* **Given instruction**
Lines containing the word "Shafat" should be extracted in full.

>> start Extracted material

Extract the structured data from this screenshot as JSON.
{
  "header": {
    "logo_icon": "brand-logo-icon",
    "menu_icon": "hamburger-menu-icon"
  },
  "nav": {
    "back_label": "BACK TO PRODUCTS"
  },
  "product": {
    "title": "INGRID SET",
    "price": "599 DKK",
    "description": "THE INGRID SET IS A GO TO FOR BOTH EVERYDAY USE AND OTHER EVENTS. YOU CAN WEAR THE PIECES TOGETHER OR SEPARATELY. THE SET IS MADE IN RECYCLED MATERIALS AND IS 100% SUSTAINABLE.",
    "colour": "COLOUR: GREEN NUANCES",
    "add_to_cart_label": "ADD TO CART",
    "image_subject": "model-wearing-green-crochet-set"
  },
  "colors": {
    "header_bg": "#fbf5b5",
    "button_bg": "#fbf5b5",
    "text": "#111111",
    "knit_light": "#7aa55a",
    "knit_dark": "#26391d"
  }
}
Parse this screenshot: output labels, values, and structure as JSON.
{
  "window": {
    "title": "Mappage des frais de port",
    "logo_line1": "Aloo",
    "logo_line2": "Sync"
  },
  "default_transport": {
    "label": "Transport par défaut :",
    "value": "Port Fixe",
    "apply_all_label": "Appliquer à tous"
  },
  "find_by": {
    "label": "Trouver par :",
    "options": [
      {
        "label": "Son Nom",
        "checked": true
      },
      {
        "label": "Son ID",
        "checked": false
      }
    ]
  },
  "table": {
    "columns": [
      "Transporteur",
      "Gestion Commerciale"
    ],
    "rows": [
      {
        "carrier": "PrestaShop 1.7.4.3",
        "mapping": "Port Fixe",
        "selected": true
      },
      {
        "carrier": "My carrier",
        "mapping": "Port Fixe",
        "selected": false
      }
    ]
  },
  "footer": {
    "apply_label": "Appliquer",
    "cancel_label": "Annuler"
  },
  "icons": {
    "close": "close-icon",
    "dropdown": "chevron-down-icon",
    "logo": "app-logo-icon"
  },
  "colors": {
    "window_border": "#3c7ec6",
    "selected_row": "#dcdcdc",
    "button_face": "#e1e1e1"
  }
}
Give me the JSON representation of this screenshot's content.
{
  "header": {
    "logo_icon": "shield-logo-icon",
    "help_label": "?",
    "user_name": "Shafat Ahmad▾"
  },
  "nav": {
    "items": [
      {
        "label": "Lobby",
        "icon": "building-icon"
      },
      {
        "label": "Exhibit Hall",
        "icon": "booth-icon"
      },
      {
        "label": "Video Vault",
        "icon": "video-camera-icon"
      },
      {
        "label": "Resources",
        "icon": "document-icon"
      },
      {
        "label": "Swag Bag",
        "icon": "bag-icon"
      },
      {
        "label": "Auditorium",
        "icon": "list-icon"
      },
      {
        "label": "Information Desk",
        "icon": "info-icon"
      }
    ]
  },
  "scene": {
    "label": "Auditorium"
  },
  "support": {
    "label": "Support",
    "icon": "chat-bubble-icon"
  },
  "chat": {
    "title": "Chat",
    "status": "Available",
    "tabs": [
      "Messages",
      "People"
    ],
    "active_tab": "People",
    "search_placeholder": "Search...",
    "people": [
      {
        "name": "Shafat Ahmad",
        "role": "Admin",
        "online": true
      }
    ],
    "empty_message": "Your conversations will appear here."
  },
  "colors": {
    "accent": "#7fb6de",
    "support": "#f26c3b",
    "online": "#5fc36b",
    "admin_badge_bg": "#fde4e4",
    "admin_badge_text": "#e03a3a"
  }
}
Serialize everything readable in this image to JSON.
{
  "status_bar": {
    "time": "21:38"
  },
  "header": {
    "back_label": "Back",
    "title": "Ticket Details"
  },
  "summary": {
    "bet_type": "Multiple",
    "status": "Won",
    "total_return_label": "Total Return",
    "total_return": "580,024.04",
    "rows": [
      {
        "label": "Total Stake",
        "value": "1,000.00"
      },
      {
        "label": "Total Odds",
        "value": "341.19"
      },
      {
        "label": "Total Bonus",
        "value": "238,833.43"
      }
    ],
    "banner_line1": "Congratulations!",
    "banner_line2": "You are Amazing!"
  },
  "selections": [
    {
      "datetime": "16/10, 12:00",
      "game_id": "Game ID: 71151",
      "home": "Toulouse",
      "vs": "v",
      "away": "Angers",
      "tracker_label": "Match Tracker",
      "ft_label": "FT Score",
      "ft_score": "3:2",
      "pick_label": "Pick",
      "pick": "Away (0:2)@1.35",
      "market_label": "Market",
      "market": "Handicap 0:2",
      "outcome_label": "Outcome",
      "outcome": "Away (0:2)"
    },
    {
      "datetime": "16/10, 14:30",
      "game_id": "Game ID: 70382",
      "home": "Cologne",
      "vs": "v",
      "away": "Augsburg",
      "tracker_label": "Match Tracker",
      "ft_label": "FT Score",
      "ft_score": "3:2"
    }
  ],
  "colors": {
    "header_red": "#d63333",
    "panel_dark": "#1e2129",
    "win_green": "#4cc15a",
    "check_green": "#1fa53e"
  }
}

>> end Extracted material

* **Written answer**
    "user_name": "Shafat Ahmad▾"
        "name": "Shafat Ahmad",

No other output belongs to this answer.